*Work required*: Whenever a line contains the string "color", copy it out of the entries.

— START —

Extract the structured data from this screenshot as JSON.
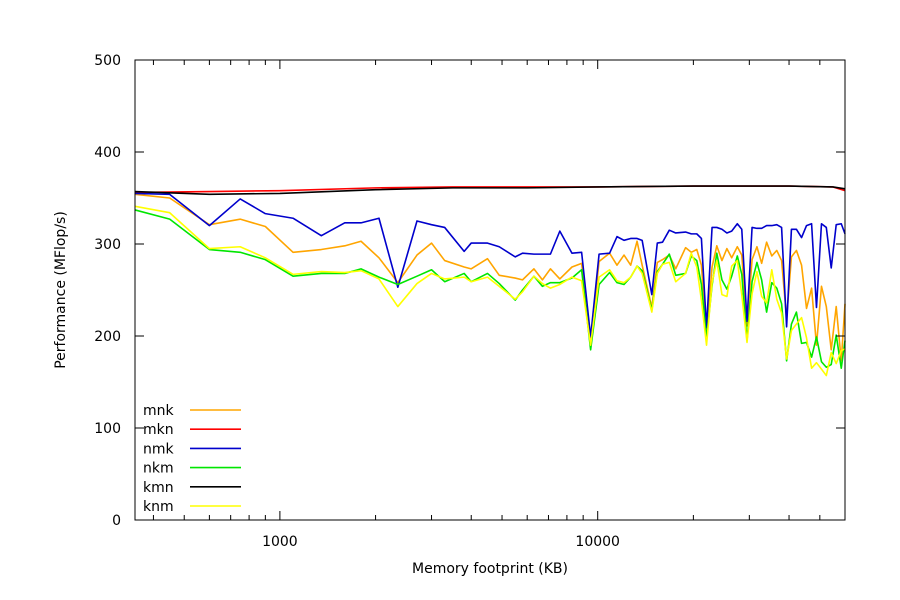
{
  "chart_data": {
    "type": "line",
    "title": "",
    "xlabel": "Memory footprint (KB)",
    "ylabel": "Performance (MFlop/s)",
    "x_scale": "log",
    "xlim": [
      350,
      60000
    ],
    "ylim": [
      0,
      500
    ],
    "x_major_ticks": [
      1000,
      10000
    ],
    "x_tick_labels": [
      "1000",
      "10000"
    ],
    "y_ticks": [
      0,
      100,
      200,
      300,
      400,
      500
    ],
    "y_tick_labels": [
      "0",
      "100",
      "200",
      "300",
      "400",
      "500"
    ],
    "grid": false,
    "legend_position": "bottom-left",
    "series": [
      {
        "name": "mnk",
        "color": "#ffa500",
        "points": [
          [
            350,
            354
          ],
          [
            450,
            350
          ],
          [
            600,
            321
          ],
          [
            750,
            327
          ],
          [
            900,
            319
          ],
          [
            1100,
            291
          ],
          [
            1350,
            294
          ],
          [
            1600,
            298
          ],
          [
            1800,
            303
          ],
          [
            2050,
            285
          ],
          [
            2350,
            258
          ],
          [
            2700,
            288
          ],
          [
            3000,
            301
          ],
          [
            3300,
            282
          ],
          [
            3800,
            275
          ],
          [
            4000,
            273
          ],
          [
            4500,
            284
          ],
          [
            4900,
            266
          ],
          [
            5500,
            263
          ],
          [
            5800,
            261
          ],
          [
            6300,
            273
          ],
          [
            6700,
            261
          ],
          [
            7100,
            273
          ],
          [
            7600,
            262
          ],
          [
            8300,
            275
          ],
          [
            8900,
            279
          ],
          [
            9500,
            193
          ],
          [
            10100,
            281
          ],
          [
            10900,
            290
          ],
          [
            11500,
            277
          ],
          [
            12100,
            288
          ],
          [
            12700,
            277
          ],
          [
            13300,
            303
          ],
          [
            13800,
            277
          ],
          [
            14800,
            231
          ],
          [
            15400,
            280
          ],
          [
            16000,
            283
          ],
          [
            16800,
            288
          ],
          [
            17600,
            273
          ],
          [
            18900,
            296
          ],
          [
            19700,
            291
          ],
          [
            20500,
            294
          ],
          [
            21200,
            277
          ],
          [
            22000,
            203
          ],
          [
            22900,
            275
          ],
          [
            23700,
            298
          ],
          [
            24600,
            282
          ],
          [
            25500,
            295
          ],
          [
            26400,
            285
          ],
          [
            27500,
            297
          ],
          [
            28400,
            288
          ],
          [
            29500,
            211
          ],
          [
            30600,
            283
          ],
          [
            31700,
            297
          ],
          [
            32800,
            279
          ],
          [
            34000,
            302
          ],
          [
            35300,
            287
          ],
          [
            36600,
            293
          ],
          [
            37900,
            282
          ],
          [
            39300,
            219
          ],
          [
            40700,
            286
          ],
          [
            42200,
            293
          ],
          [
            43800,
            277
          ],
          [
            45400,
            230
          ],
          [
            47100,
            252
          ],
          [
            48800,
            190
          ],
          [
            50600,
            254
          ],
          [
            52400,
            232
          ],
          [
            54300,
            185
          ],
          [
            56300,
            232
          ],
          [
            58400,
            173
          ],
          [
            60000,
            235
          ]
        ]
      },
      {
        "name": "mkn",
        "color": "#ff0000",
        "points": [
          [
            350,
            356
          ],
          [
            600,
            357
          ],
          [
            1000,
            358
          ],
          [
            2000,
            361
          ],
          [
            3500,
            362
          ],
          [
            6000,
            362
          ],
          [
            10000,
            362
          ],
          [
            20000,
            363
          ],
          [
            40000,
            363
          ],
          [
            55000,
            362
          ],
          [
            60000,
            358
          ]
        ]
      },
      {
        "name": "nmk",
        "color": "#0000cc",
        "points": [
          [
            350,
            355
          ],
          [
            450,
            354
          ],
          [
            600,
            320
          ],
          [
            750,
            349
          ],
          [
            900,
            333
          ],
          [
            1100,
            328
          ],
          [
            1350,
            309
          ],
          [
            1600,
            323
          ],
          [
            1800,
            323
          ],
          [
            2050,
            328
          ],
          [
            2350,
            253
          ],
          [
            2700,
            325
          ],
          [
            3000,
            321
          ],
          [
            3300,
            318
          ],
          [
            3800,
            292
          ],
          [
            4000,
            301
          ],
          [
            4500,
            301
          ],
          [
            4900,
            297
          ],
          [
            5500,
            286
          ],
          [
            5800,
            290
          ],
          [
            6300,
            289
          ],
          [
            6700,
            289
          ],
          [
            7100,
            289
          ],
          [
            7600,
            314
          ],
          [
            8300,
            290
          ],
          [
            8900,
            291
          ],
          [
            9500,
            199
          ],
          [
            10100,
            289
          ],
          [
            10900,
            290
          ],
          [
            11500,
            308
          ],
          [
            12100,
            304
          ],
          [
            12700,
            306
          ],
          [
            13300,
            306
          ],
          [
            13800,
            304
          ],
          [
            14800,
            245
          ],
          [
            15400,
            301
          ],
          [
            16000,
            302
          ],
          [
            16800,
            315
          ],
          [
            17600,
            312
          ],
          [
            18900,
            313
          ],
          [
            19700,
            311
          ],
          [
            20500,
            311
          ],
          [
            21200,
            306
          ],
          [
            22000,
            209
          ],
          [
            22900,
            318
          ],
          [
            23700,
            318
          ],
          [
            24600,
            316
          ],
          [
            25500,
            312
          ],
          [
            26400,
            314
          ],
          [
            27500,
            322
          ],
          [
            28400,
            316
          ],
          [
            29500,
            216
          ],
          [
            30600,
            318
          ],
          [
            31700,
            317
          ],
          [
            32800,
            317
          ],
          [
            34000,
            320
          ],
          [
            35300,
            320
          ],
          [
            36600,
            321
          ],
          [
            37900,
            318
          ],
          [
            39300,
            210
          ],
          [
            40700,
            316
          ],
          [
            42200,
            316
          ],
          [
            43800,
            307
          ],
          [
            45400,
            320
          ],
          [
            47100,
            322
          ],
          [
            48800,
            231
          ],
          [
            50600,
            322
          ],
          [
            52400,
            318
          ],
          [
            54300,
            274
          ],
          [
            56300,
            321
          ],
          [
            58400,
            322
          ],
          [
            60000,
            311
          ]
        ]
      },
      {
        "name": "nkm",
        "color": "#00e600",
        "points": [
          [
            350,
            337
          ],
          [
            450,
            327
          ],
          [
            600,
            294
          ],
          [
            750,
            291
          ],
          [
            900,
            283
          ],
          [
            1100,
            265
          ],
          [
            1350,
            268
          ],
          [
            1600,
            268
          ],
          [
            1800,
            273
          ],
          [
            2050,
            264
          ],
          [
            2350,
            256
          ],
          [
            2700,
            265
          ],
          [
            3000,
            272
          ],
          [
            3300,
            259
          ],
          [
            3800,
            268
          ],
          [
            4000,
            259
          ],
          [
            4500,
            268
          ],
          [
            4900,
            257
          ],
          [
            5500,
            239
          ],
          [
            5800,
            250
          ],
          [
            6300,
            265
          ],
          [
            6700,
            254
          ],
          [
            7100,
            258
          ],
          [
            7600,
            258
          ],
          [
            8300,
            263
          ],
          [
            8900,
            272
          ],
          [
            9500,
            185
          ],
          [
            10100,
            256
          ],
          [
            10900,
            269
          ],
          [
            11500,
            258
          ],
          [
            12100,
            256
          ],
          [
            12700,
            264
          ],
          [
            13300,
            276
          ],
          [
            13800,
            271
          ],
          [
            14800,
            228
          ],
          [
            15400,
            270
          ],
          [
            16000,
            278
          ],
          [
            16800,
            289
          ],
          [
            17600,
            266
          ],
          [
            18900,
            268
          ],
          [
            19700,
            287
          ],
          [
            20500,
            282
          ],
          [
            21200,
            256
          ],
          [
            22000,
            197
          ],
          [
            22900,
            255
          ],
          [
            23700,
            290
          ],
          [
            24600,
            261
          ],
          [
            25500,
            251
          ],
          [
            26400,
            265
          ],
          [
            27500,
            287
          ],
          [
            28400,
            267
          ],
          [
            29500,
            195
          ],
          [
            30600,
            259
          ],
          [
            31700,
            280
          ],
          [
            32800,
            261
          ],
          [
            34000,
            226
          ],
          [
            35300,
            258
          ],
          [
            36600,
            252
          ],
          [
            37900,
            235
          ],
          [
            39300,
            173
          ],
          [
            40700,
            213
          ],
          [
            42200,
            226
          ],
          [
            43800,
            192
          ],
          [
            45400,
            193
          ],
          [
            47100,
            177
          ],
          [
            48800,
            199
          ],
          [
            50600,
            172
          ],
          [
            52400,
            166
          ],
          [
            54300,
            169
          ],
          [
            56300,
            201
          ],
          [
            58400,
            165
          ],
          [
            60000,
            195
          ]
        ]
      },
      {
        "name": "kmn",
        "color": "#000000",
        "points": [
          [
            350,
            357
          ],
          [
            600,
            354
          ],
          [
            1000,
            355
          ],
          [
            2000,
            359
          ],
          [
            3500,
            361
          ],
          [
            6000,
            361
          ],
          [
            10000,
            362
          ],
          [
            20000,
            363
          ],
          [
            40000,
            363
          ],
          [
            55000,
            362
          ],
          [
            60000,
            360
          ]
        ]
      },
      {
        "name": "knm",
        "color": "#ffff00",
        "points": [
          [
            350,
            341
          ],
          [
            450,
            334
          ],
          [
            600,
            295
          ],
          [
            750,
            297
          ],
          [
            900,
            285
          ],
          [
            1100,
            267
          ],
          [
            1350,
            270
          ],
          [
            1600,
            269
          ],
          [
            1800,
            271
          ],
          [
            2050,
            262
          ],
          [
            2350,
            232
          ],
          [
            2700,
            257
          ],
          [
            3000,
            268
          ],
          [
            3300,
            262
          ],
          [
            3800,
            264
          ],
          [
            4000,
            259
          ],
          [
            4500,
            264
          ],
          [
            4900,
            254
          ],
          [
            5500,
            240
          ],
          [
            5800,
            248
          ],
          [
            6300,
            265
          ],
          [
            6700,
            257
          ],
          [
            7100,
            252
          ],
          [
            7600,
            256
          ],
          [
            8300,
            264
          ],
          [
            8900,
            260
          ],
          [
            9500,
            190
          ],
          [
            10100,
            264
          ],
          [
            10900,
            272
          ],
          [
            11500,
            260
          ],
          [
            12100,
            258
          ],
          [
            12700,
            264
          ],
          [
            13300,
            276
          ],
          [
            13800,
            268
          ],
          [
            14800,
            226
          ],
          [
            15400,
            268
          ],
          [
            16000,
            278
          ],
          [
            16800,
            280
          ],
          [
            17600,
            259
          ],
          [
            18900,
            268
          ],
          [
            19700,
            290
          ],
          [
            20500,
            275
          ],
          [
            21200,
            239
          ],
          [
            22000,
            190
          ],
          [
            22900,
            258
          ],
          [
            23700,
            282
          ],
          [
            24600,
            245
          ],
          [
            25500,
            243
          ],
          [
            26400,
            276
          ],
          [
            27500,
            282
          ],
          [
            28400,
            245
          ],
          [
            29500,
            193
          ],
          [
            30600,
            246
          ],
          [
            31700,
            270
          ],
          [
            32800,
            243
          ],
          [
            34000,
            236
          ],
          [
            35300,
            272
          ],
          [
            36600,
            240
          ],
          [
            37900,
            225
          ],
          [
            39300,
            175
          ],
          [
            40700,
            206
          ],
          [
            42200,
            213
          ],
          [
            43800,
            220
          ],
          [
            45400,
            198
          ],
          [
            47100,
            165
          ],
          [
            48800,
            171
          ],
          [
            50600,
            164
          ],
          [
            52400,
            157
          ],
          [
            54300,
            182
          ],
          [
            56300,
            170
          ],
          [
            58400,
            184
          ],
          [
            60000,
            186
          ]
        ]
      }
    ]
  }
}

— END —

*Final result*:
        "color": "#ffa500",
        "color": "#ff0000",
        "color": "#0000cc",
        "color": "#00e600",
        "color": "#000000",
        "color": "#ffff00",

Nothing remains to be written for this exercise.